A block of data:
================

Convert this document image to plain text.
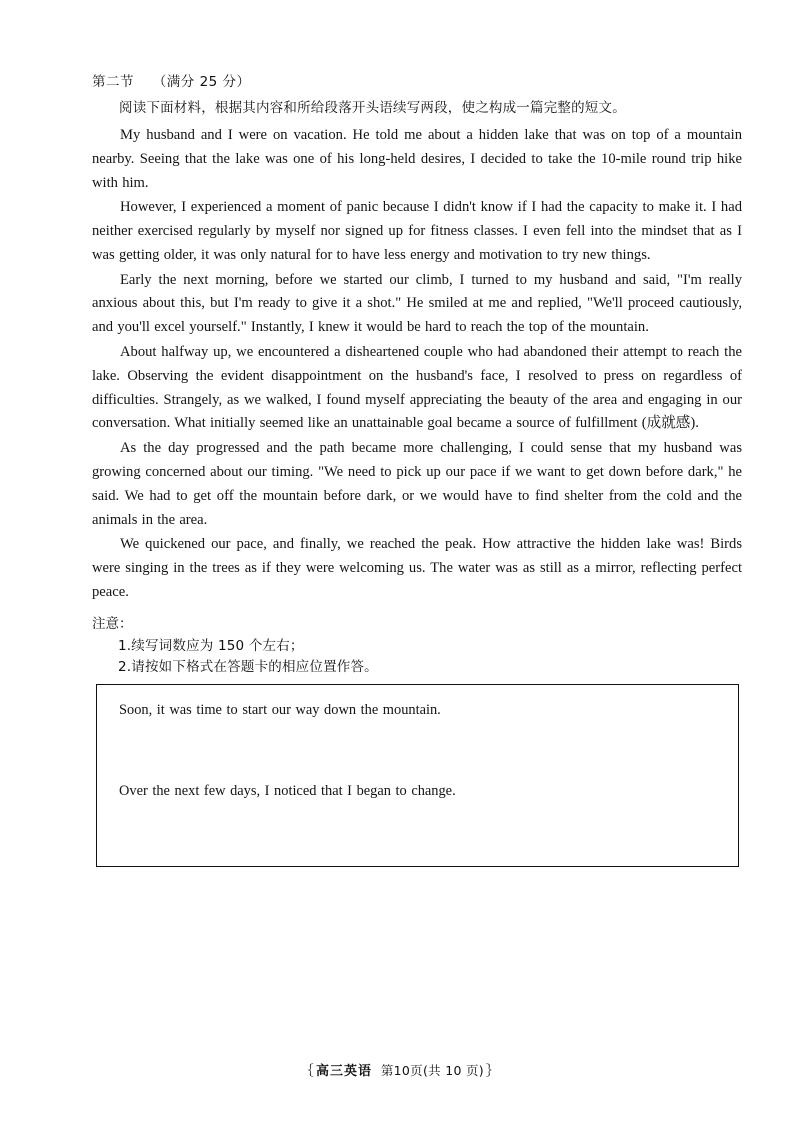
第二节 （满分 25 分）

阅读下面材料，根据其内容和所给段落开头语续写两段，使之构成一篇完整的短文。

My husband and I were on vacation. He told me about a hidden lake that was on top of a mountain nearby. Seeing that the lake was one of his long-held desires, I decided to take the 10-mile round trip hike with him.

However, I experienced a moment of panic because I didn't know if I had the capacity to make it. I had neither exercised regularly by myself nor signed up for fitness classes. I even fell into the mindset that as I was getting older, it was only natural for to have less energy and motivation to try new things.

Early the next morning, before we started our climb, I turned to my husband and said, "I'm really anxious about this, but I'm ready to give it a shot." He smiled at me and replied, "We'll proceed cautiously, and you'll excel yourself." Instantly, I knew it would be hard to reach the top of the mountain.

About halfway up, we encountered a disheartened couple who had abandoned their attempt to reach the lake. Observing the evident disappointment on the husband's face, I resolved to press on regardless of difficulties. Strangely, as we walked, I found myself appreciating the beauty of the area and engaging in our conversation. What initially seemed like an unattainable goal became a source of fulfillment (成就感).

As the day progressed and the path became more challenging, I could sense that my husband was growing concerned about our timing. "We need to pick up our pace if we want to get down before dark," he said. We had to get off the mountain before dark, or we would have to find shelter from the cold and the animals in the area.

We quickened our pace, and finally, we reached the peak. How attractive the hidden lake was! Birds were singing in the trees as if they were welcoming us. The water was as still as a mirror, reflecting perfect peace.

注意：

1.续写词数应为 150 个左右；

2.请按如下格式在答题卡的相应位置作答。

Soon, it was time to start our way down the mountain.

Over the next few days, I noticed that I began to change.

｛ 高三英语 第10页(共 10 页) ｝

================

:: What to produce ::
Leave out the pictures and give the rest of the records again exactly.

:: Answer to this problem ::
Convert this document image to plain text.
第二节 （满分 25 分）

阅读下面材料，根据其内容和所给段落开头语续写两段，使之构成一篇完整的短文。

My husband and I were on vacation. He told me about a hidden lake that was on top of a mountain nearby. Seeing that the lake was one of his long-held desires, I decided to take the 10-mile round trip hike with him.

However, I experienced a moment of panic because I didn't know if I had the capacity to make it. I had neither exercised regularly by myself nor signed up for fitness classes. I even fell into the mindset that as I was getting older, it was only natural for to have less energy and motivation to try new things.

Early the next morning, before we started our climb, I turned to my husband and said, "I'm really anxious about this, but I'm ready to give it a shot." He smiled at me and replied, "We'll proceed cautiously, and you'll excel yourself." Instantly, I knew it would be hard to reach the top of the mountain.

About halfway up, we encountered a disheartened couple who had abandoned their attempt to reach the lake. Observing the evident disappointment on the husband's face, I resolved to press on regardless of difficulties. Strangely, as we walked, I found myself appreciating the beauty of the area and engaging in our conversation. What initially seemed like an unattainable goal became a source of fulfillment (成就感).

As the day progressed and the path became more challenging, I could sense that my husband was growing concerned about our timing. "We need to pick up our pace if we want to get down before dark," he said. We had to get off the mountain before dark, or we would have to find shelter from the cold and the animals in the area.

We quickened our pace, and finally, we reached the peak. How attractive the hidden lake was! Birds were singing in the trees as if they were welcoming us. The water was as still as a mirror, reflecting perfect peace.

注意：

1.续写词数应为 150 个左右；

2.请按如下格式在答题卡的相应位置作答。

Soon, it was time to start our way down the mountain.

Over the next few days, I noticed that I began to change.

｛ 高三英语 第10页(共 10 页) ｝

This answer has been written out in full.